WHAT YOU SHOULD DO: Below is a block of records; reproduce all of them exactly and leave out any pictures.
* * * * *
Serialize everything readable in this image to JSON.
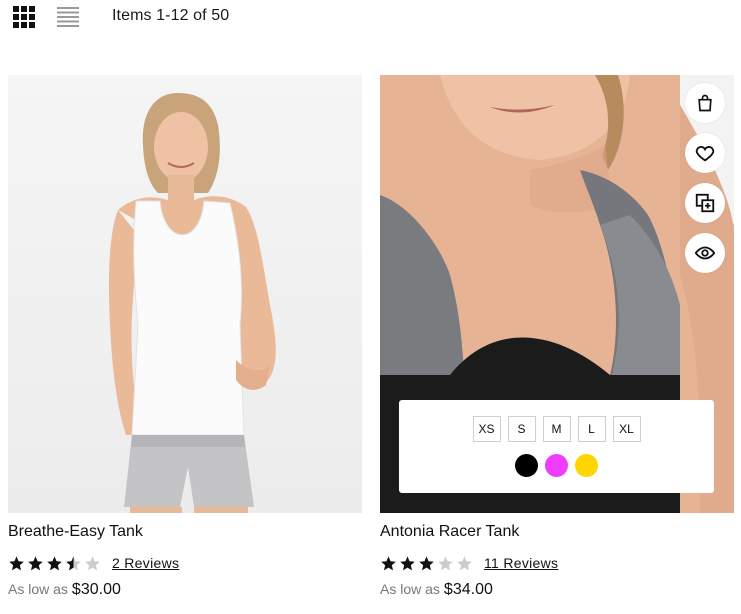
{
  "toolbar": {
    "view_grid_icon": "grid-view-icon",
    "view_list_icon": "list-view-icon",
    "items_count": "Items 1-12 of 50"
  },
  "products": [
    {
      "name": "Breathe-Easy Tank",
      "rating_stars": 3.5,
      "rating_max": 5,
      "reviews_label": "2  Reviews",
      "price_prefix": "As low as",
      "price": "$30.00",
      "image": "woman-white-tank-photo"
    },
    {
      "name": "Antonia Racer Tank",
      "rating_stars": 3,
      "rating_max": 5,
      "reviews_label": "11  Reviews",
      "price_prefix": "As low as",
      "price": "$34.00",
      "image": "woman-gray-racer-tank-photo",
      "hover_actions": [
        "add-to-cart-icon",
        "wishlist-heart-icon",
        "compare-icon",
        "quick-view-eye-icon"
      ],
      "sizes": [
        "XS",
        "S",
        "M",
        "L",
        "XL"
      ],
      "colors": [
        "#000000",
        "#ef3dff",
        "#ffd500"
      ]
    }
  ],
  "colors": {
    "star_filled": "#111111",
    "star_empty": "#cccccc",
    "muted_text": "#777777"
  }
}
* * * * *
FULL ANSWER:
Serialize everything readable in this image to JSON.
{
  "toolbar": {
    "view_grid_icon": "grid-view-icon",
    "view_list_icon": "list-view-icon",
    "items_count": "Items 1-12 of 50"
  },
  "products": [
    {
      "name": "Breathe-Easy Tank",
      "rating_stars": 3.5,
      "rating_max": 5,
      "reviews_label": "2  Reviews",
      "price_prefix": "As low as",
      "price": "$30.00",
      "image": "woman-white-tank-photo"
    },
    {
      "name": "Antonia Racer Tank",
      "rating_stars": 3,
      "rating_max": 5,
      "reviews_label": "11  Reviews",
      "price_prefix": "As low as",
      "price": "$34.00",
      "image": "woman-gray-racer-tank-photo",
      "hover_actions": [
        "add-to-cart-icon",
        "wishlist-heart-icon",
        "compare-icon",
        "quick-view-eye-icon"
      ],
      "sizes": [
        "XS",
        "S",
        "M",
        "L",
        "XL"
      ],
      "colors": [
        "#000000",
        "#ef3dff",
        "#ffd500"
      ]
    }
  ],
  "colors": {
    "star_filled": "#111111",
    "star_empty": "#cccccc",
    "muted_text": "#777777"
  }
}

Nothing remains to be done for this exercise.